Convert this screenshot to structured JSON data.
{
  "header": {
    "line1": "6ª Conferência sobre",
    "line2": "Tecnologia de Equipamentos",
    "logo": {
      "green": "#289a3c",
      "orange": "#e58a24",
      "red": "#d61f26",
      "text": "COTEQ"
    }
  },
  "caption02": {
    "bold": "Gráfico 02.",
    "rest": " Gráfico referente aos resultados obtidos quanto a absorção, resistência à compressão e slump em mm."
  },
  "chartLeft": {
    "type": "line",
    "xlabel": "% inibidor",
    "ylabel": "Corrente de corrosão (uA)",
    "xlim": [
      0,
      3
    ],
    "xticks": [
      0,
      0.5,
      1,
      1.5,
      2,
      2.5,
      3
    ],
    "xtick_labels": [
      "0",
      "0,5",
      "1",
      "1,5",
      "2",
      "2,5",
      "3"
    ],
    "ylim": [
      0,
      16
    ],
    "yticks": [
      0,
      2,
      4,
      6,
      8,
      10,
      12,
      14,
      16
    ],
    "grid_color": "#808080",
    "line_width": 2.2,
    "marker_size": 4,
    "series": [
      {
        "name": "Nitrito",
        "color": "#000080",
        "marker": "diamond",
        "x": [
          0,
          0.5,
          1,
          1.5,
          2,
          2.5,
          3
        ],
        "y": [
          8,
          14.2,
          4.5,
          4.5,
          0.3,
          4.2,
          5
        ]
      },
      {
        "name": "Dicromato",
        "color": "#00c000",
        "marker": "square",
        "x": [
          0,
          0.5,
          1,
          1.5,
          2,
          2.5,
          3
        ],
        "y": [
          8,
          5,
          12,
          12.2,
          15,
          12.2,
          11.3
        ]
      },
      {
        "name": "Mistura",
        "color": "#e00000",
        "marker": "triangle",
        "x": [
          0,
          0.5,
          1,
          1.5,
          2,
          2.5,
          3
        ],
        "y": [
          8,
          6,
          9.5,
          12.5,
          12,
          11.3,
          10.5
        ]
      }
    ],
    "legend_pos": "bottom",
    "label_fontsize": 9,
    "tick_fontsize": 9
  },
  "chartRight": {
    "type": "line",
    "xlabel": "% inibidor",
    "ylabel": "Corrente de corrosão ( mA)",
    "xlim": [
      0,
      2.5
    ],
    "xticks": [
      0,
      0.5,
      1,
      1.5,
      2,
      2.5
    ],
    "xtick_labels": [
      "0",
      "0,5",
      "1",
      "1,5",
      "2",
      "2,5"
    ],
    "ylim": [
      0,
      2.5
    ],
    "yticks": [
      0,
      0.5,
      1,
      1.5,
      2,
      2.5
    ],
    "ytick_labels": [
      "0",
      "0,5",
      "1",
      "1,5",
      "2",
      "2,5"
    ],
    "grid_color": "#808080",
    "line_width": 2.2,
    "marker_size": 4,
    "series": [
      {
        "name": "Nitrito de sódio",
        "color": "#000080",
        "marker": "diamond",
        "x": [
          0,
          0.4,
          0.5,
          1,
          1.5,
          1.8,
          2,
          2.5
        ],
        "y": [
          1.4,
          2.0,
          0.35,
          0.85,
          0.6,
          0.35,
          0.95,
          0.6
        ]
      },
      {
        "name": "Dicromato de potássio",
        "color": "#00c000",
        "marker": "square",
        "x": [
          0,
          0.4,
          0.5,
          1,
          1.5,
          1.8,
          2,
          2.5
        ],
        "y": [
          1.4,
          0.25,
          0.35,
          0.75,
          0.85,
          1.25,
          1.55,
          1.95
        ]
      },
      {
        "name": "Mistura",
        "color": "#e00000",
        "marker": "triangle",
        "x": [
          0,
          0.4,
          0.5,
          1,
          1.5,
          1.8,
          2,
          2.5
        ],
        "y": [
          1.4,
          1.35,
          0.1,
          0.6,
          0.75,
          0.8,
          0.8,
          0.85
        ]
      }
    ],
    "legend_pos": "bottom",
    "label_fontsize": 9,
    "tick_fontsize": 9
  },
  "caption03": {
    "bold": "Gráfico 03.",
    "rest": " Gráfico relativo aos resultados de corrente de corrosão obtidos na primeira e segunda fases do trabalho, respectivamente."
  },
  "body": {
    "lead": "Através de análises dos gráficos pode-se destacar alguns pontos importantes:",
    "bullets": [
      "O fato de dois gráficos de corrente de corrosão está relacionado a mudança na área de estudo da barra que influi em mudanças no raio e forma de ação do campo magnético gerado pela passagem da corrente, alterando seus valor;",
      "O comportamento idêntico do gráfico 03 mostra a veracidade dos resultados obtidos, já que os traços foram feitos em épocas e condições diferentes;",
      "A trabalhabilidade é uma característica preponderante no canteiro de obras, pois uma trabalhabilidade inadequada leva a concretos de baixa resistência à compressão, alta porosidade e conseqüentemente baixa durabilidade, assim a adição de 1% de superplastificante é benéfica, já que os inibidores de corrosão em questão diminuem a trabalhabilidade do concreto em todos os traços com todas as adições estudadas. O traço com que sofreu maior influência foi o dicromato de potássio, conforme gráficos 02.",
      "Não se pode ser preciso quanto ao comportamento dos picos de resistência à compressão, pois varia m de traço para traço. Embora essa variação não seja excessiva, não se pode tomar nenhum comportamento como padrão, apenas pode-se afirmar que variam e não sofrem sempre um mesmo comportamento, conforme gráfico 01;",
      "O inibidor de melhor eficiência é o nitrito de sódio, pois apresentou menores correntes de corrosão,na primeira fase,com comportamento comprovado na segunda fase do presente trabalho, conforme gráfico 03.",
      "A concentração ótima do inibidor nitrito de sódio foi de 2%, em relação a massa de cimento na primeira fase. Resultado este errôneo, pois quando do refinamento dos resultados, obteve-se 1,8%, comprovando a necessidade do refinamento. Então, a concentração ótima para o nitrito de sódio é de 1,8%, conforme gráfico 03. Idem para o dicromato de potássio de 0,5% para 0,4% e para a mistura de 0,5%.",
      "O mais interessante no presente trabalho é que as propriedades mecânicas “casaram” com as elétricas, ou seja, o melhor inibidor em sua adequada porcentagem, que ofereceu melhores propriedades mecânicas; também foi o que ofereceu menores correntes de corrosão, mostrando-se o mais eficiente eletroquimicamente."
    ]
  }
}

++++++++++

- **PROBLEM STATEMENT**
Write out all of the records above exactly as they appear.

- **SOLUTION TO THIS EXERCISE**
Convert this screenshot to structured JSON data.
{
  "header": {
    "line1": "6ª Conferência sobre",
    "line2": "Tecnologia de Equipamentos",
    "logo": {
      "green": "#289a3c",
      "orange": "#e58a24",
      "red": "#d61f26",
      "text": "COTEQ"
    }
  },
  "caption02": {
    "bold": "Gráfico 02.",
    "rest": " Gráfico referente aos resultados obtidos quanto a absorção, resistência à compressão e slump em mm."
  },
  "chartLeft": {
    "type": "line",
    "xlabel": "% inibidor",
    "ylabel": "Corrente de corrosão (uA)",
    "xlim": [
      0,
      3
    ],
    "xticks": [
      0,
      0.5,
      1,
      1.5,
      2,
      2.5,
      3
    ],
    "xtick_labels": [
      "0",
      "0,5",
      "1",
      "1,5",
      "2",
      "2,5",
      "3"
    ],
    "ylim": [
      0,
      16
    ],
    "yticks": [
      0,
      2,
      4,
      6,
      8,
      10,
      12,
      14,
      16
    ],
    "grid_color": "#808080",
    "line_width": 2.2,
    "marker_size": 4,
    "series": [
      {
        "name": "Nitrito",
        "color": "#000080",
        "marker": "diamond",
        "x": [
          0,
          0.5,
          1,
          1.5,
          2,
          2.5,
          3
        ],
        "y": [
          8,
          14.2,
          4.5,
          4.5,
          0.3,
          4.2,
          5
        ]
      },
      {
        "name": "Dicromato",
        "color": "#00c000",
        "marker": "square",
        "x": [
          0,
          0.5,
          1,
          1.5,
          2,
          2.5,
          3
        ],
        "y": [
          8,
          5,
          12,
          12.2,
          15,
          12.2,
          11.3
        ]
      },
      {
        "name": "Mistura",
        "color": "#e00000",
        "marker": "triangle",
        "x": [
          0,
          0.5,
          1,
          1.5,
          2,
          2.5,
          3
        ],
        "y": [
          8,
          6,
          9.5,
          12.5,
          12,
          11.3,
          10.5
        ]
      }
    ],
    "legend_pos": "bottom",
    "label_fontsize": 9,
    "tick_fontsize": 9
  },
  "chartRight": {
    "type": "line",
    "xlabel": "% inibidor",
    "ylabel": "Corrente de corrosão ( mA)",
    "xlim": [
      0,
      2.5
    ],
    "xticks": [
      0,
      0.5,
      1,
      1.5,
      2,
      2.5
    ],
    "xtick_labels": [
      "0",
      "0,5",
      "1",
      "1,5",
      "2",
      "2,5"
    ],
    "ylim": [
      0,
      2.5
    ],
    "yticks": [
      0,
      0.5,
      1,
      1.5,
      2,
      2.5
    ],
    "ytick_labels": [
      "0",
      "0,5",
      "1",
      "1,5",
      "2",
      "2,5"
    ],
    "grid_color": "#808080",
    "line_width": 2.2,
    "marker_size": 4,
    "series": [
      {
        "name": "Nitrito de sódio",
        "color": "#000080",
        "marker": "diamond",
        "x": [
          0,
          0.4,
          0.5,
          1,
          1.5,
          1.8,
          2,
          2.5
        ],
        "y": [
          1.4,
          2.0,
          0.35,
          0.85,
          0.6,
          0.35,
          0.95,
          0.6
        ]
      },
      {
        "name": "Dicromato de potássio",
        "color": "#00c000",
        "marker": "square",
        "x": [
          0,
          0.4,
          0.5,
          1,
          1.5,
          1.8,
          2,
          2.5
        ],
        "y": [
          1.4,
          0.25,
          0.35,
          0.75,
          0.85,
          1.25,
          1.55,
          1.95
        ]
      },
      {
        "name": "Mistura",
        "color": "#e00000",
        "marker": "triangle",
        "x": [
          0,
          0.4,
          0.5,
          1,
          1.5,
          1.8,
          2,
          2.5
        ],
        "y": [
          1.4,
          1.35,
          0.1,
          0.6,
          0.75,
          0.8,
          0.8,
          0.85
        ]
      }
    ],
    "legend_pos": "bottom",
    "label_fontsize": 9,
    "tick_fontsize": 9
  },
  "caption03": {
    "bold": "Gráfico 03.",
    "rest": " Gráfico relativo aos resultados de corrente de corrosão obtidos na primeira e segunda fases do trabalho, respectivamente."
  },
  "body": {
    "lead": "Através de análises dos gráficos pode-se destacar alguns pontos importantes:",
    "bullets": [
      "O fato de dois gráficos de corrente de corrosão está relacionado a mudança na área de estudo da barra que influi em mudanças no raio e forma de ação do campo magnético gerado pela passagem da corrente, alterando seus valor;",
      "O comportamento idêntico do gráfico 03 mostra a veracidade dos resultados obtidos, já que os traços foram feitos em épocas e condições diferentes;",
      "A trabalhabilidade é uma característica preponderante no canteiro de obras, pois uma trabalhabilidade inadequada leva a concretos de baixa resistência à compressão, alta porosidade e conseqüentemente baixa durabilidade, assim a adição de 1% de superplastificante é benéfica, já que os inibidores de corrosão em questão diminuem a trabalhabilidade do concreto em todos os traços com todas as adições estudadas. O traço com que sofreu maior influência foi o dicromato de potássio, conforme gráficos 02.",
      "Não se pode ser preciso quanto ao comportamento dos picos de resistência à compressão, pois varia m de traço para traço. Embora essa variação não seja excessiva, não se pode tomar nenhum comportamento como padrão, apenas pode-se afirmar que variam e não sofrem sempre um mesmo comportamento, conforme gráfico 01;",
      "O inibidor de melhor eficiência é o nitrito de sódio, pois apresentou menores correntes de corrosão,na primeira fase,com comportamento comprovado na segunda fase do presente trabalho, conforme gráfico 03.",
      "A concentração ótima do inibidor nitrito de sódio foi de 2%, em relação a massa de cimento na primeira fase. Resultado este errôneo, pois quando do refinamento dos resultados, obteve-se 1,8%, comprovando a necessidade do refinamento. Então, a concentração ótima para o nitrito de sódio é de 1,8%, conforme gráfico 03. Idem para o dicromato de potássio de 0,5% para 0,4% e para a mistura de 0,5%.",
      "O mais interessante no presente trabalho é que as propriedades mecânicas “casaram” com as elétricas, ou seja, o melhor inibidor em sua adequada porcentagem, que ofereceu melhores propriedades mecânicas; também foi o que ofereceu menores correntes de corrosão, mostrando-se o mais eficiente eletroquimicamente."
    ]
  }
}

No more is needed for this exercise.